>> start Record excerpts
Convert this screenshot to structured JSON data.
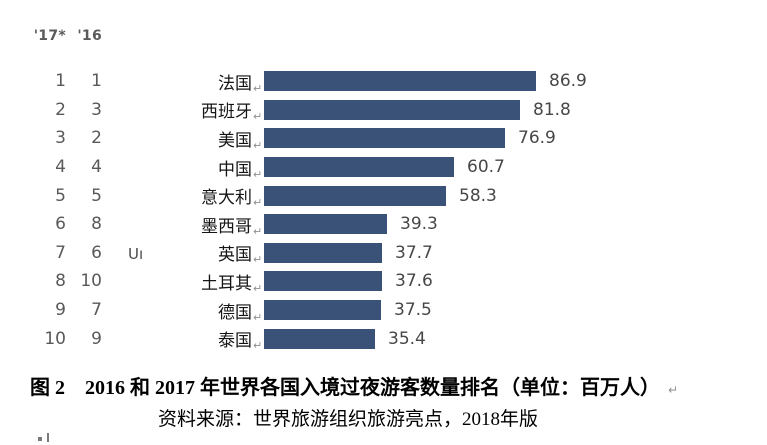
{
  "header": {
    "year_2017": "'17*",
    "year_2016": "'16"
  },
  "chart_data": {
    "type": "bar",
    "orientation": "horizontal",
    "title": "2016 和 2017 年世界各国入境过夜游客数量排名",
    "unit": "百万人",
    "bar_color": "#3a5178",
    "value_range": [
      0,
      86.9
    ],
    "rows": [
      {
        "rank_2017": "1",
        "rank_2016": "1",
        "country": "法国",
        "value": 86.9
      },
      {
        "rank_2017": "2",
        "rank_2016": "3",
        "country": "西班牙",
        "value": 81.8
      },
      {
        "rank_2017": "3",
        "rank_2016": "2",
        "country": "美国",
        "value": 76.9
      },
      {
        "rank_2017": "4",
        "rank_2016": "4",
        "country": "中国",
        "value": 60.7
      },
      {
        "rank_2017": "5",
        "rank_2016": "5",
        "country": "意大利",
        "value": 58.3
      },
      {
        "rank_2017": "6",
        "rank_2016": "8",
        "country": "墨西哥",
        "value": 39.3
      },
      {
        "rank_2017": "7",
        "rank_2016": "6",
        "country": "英国",
        "value": 37.7
      },
      {
        "rank_2017": "8",
        "rank_2016": "10",
        "country": "土耳其",
        "value": 37.6
      },
      {
        "rank_2017": "9",
        "rank_2016": "7",
        "country": "德国",
        "value": 37.5
      },
      {
        "rank_2017": "10",
        "rank_2016": "9",
        "country": "泰国",
        "value": 35.4
      }
    ]
  },
  "stray_text": "Uı",
  "marks": {
    "return_mark": "↵"
  },
  "caption": "图 2　2016 和 2017 年世界各国入境过夜游客数量排名（单位：百万人）",
  "source": "资料来源：世界旅游组织旅游亮点，2018年版"
}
>> end Record excerpts
> **Problem to work on**:
Find the word "country" in the material, then list each line that holds it.

> **Answer for this exercise**:
        "country": "法国",
        "country": "西班牙",
        "country": "美国",
        "country": "中国",
        "country": "意大利",
        "country": "墨西哥",
        "country": "英国",
        "country": "土耳其",
        "country": "德国",
        "country": "泰国",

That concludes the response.